Entries shown
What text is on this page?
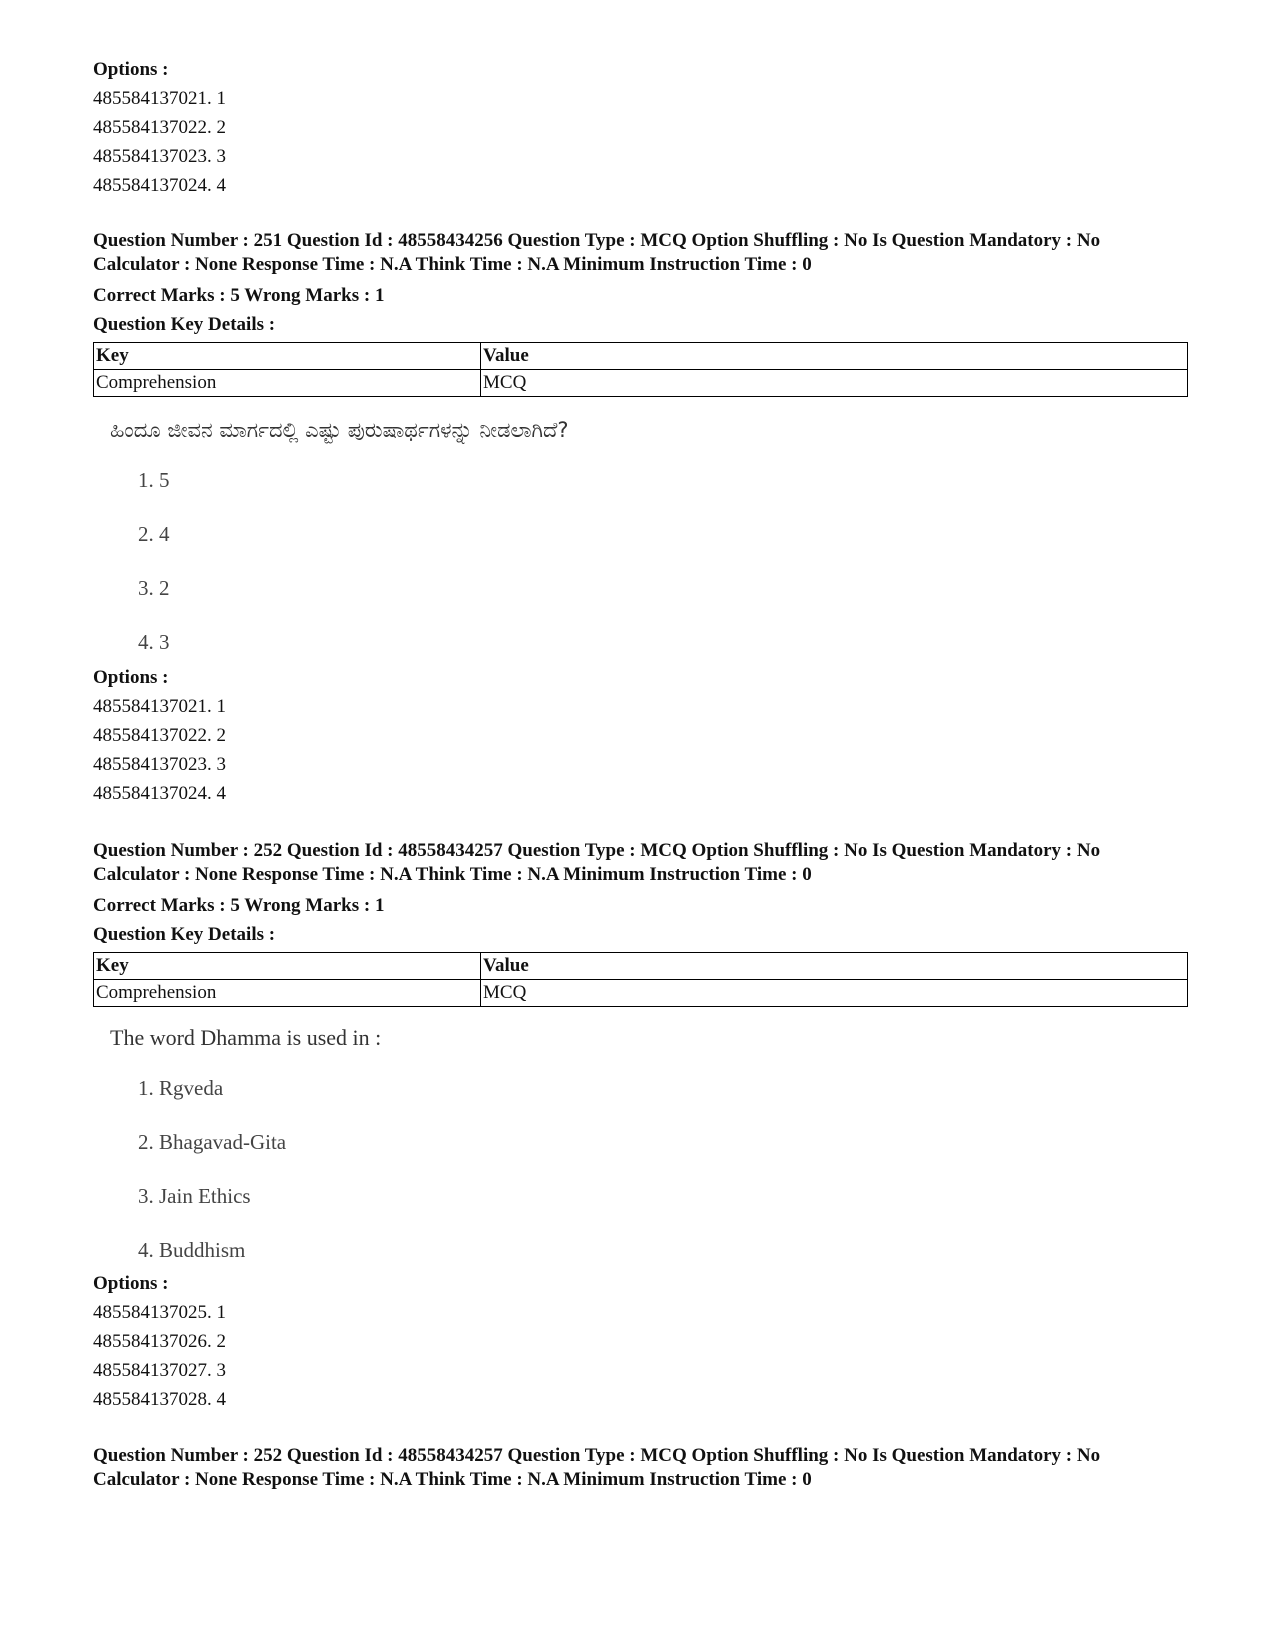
Options :
485584137021. 1
485584137022. 2
485584137023. 3
485584137024. 4
Question Number : 251 Question Id : 48558434256 Question Type : MCQ Option Shuffling : No Is Question Mandatory : No Calculator : None Response Time : N.A Think Time : N.A Minimum Instruction Time : 0
Correct Marks : 5 Wrong Marks : 1
Question Key Details :
Key	Value
Comprehension	MCQ
ಹಿಂದೂ ಜೀವನ ಮಾರ್ಗದಲ್ಲಿ ಎಷ್ಟು ಪುರುಷಾರ್ಥಗಳನ್ನು ನೀಡಲಾಗಿದೆ?
1. 5
2. 4
3. 2
4. 3
Options :
485584137021. 1
485584137022. 2
485584137023. 3
485584137024. 4
Question Number : 252 Question Id : 48558434257 Question Type : MCQ Option Shuffling : No Is Question Mandatory : No Calculator : None Response Time : N.A Think Time : N.A Minimum Instruction Time : 0
Correct Marks : 5 Wrong Marks : 1
Question Key Details :
Key	Value
Comprehension	MCQ
The word Dhamma is used in :
1. Rgveda
2. Bhagavad-Gita
3. Jain Ethics
4. Buddhism
Options :
485584137025. 1
485584137026. 2
485584137027. 3
485584137028. 4
Question Number : 252 Question Id : 48558434257 Question Type : MCQ Option Shuffling : No Is Question Mandatory : No Calculator : None Response Time : N.A Think Time : N.A Minimum Instruction Time : 0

Exercise brief
Omit each picture, then return all of the listing exactly as it stands.

Output of the task
What text is on this page?
Options :
485584137021. 1
485584137022. 2
485584137023. 3
485584137024. 4
Question Number : 251 Question Id : 48558434256 Question Type : MCQ Option Shuffling : No Is Question Mandatory : No Calculator : None Response Time : N.A Think Time : N.A Minimum Instruction Time : 0
Correct Marks : 5 Wrong Marks : 1
Question Key Details :
Key	Value
Comprehension	MCQ
ಹಿಂದೂ ಜೀವನ ಮಾರ್ಗದಲ್ಲಿ ಎಷ್ಟು ಪುರುಷಾರ್ಥಗಳನ್ನು ನೀಡಲಾಗಿದೆ?
1. 5
2. 4
3. 2
4. 3
Options :
485584137021. 1
485584137022. 2
485584137023. 3
485584137024. 4
Question Number : 252 Question Id : 48558434257 Question Type : MCQ Option Shuffling : No Is Question Mandatory : No Calculator : None Response Time : N.A Think Time : N.A Minimum Instruction Time : 0
Correct Marks : 5 Wrong Marks : 1
Question Key Details :
Key	Value
Comprehension	MCQ
The word Dhamma is used in :
1. Rgveda
2. Bhagavad-Gita
3. Jain Ethics
4. Buddhism
Options :
485584137025. 1
485584137026. 2
485584137027. 3
485584137028. 4
Question Number : 252 Question Id : 48558434257 Question Type : MCQ Option Shuffling : No Is Question Mandatory : No Calculator : None Response Time : N.A Think Time : N.A Minimum Instruction Time : 0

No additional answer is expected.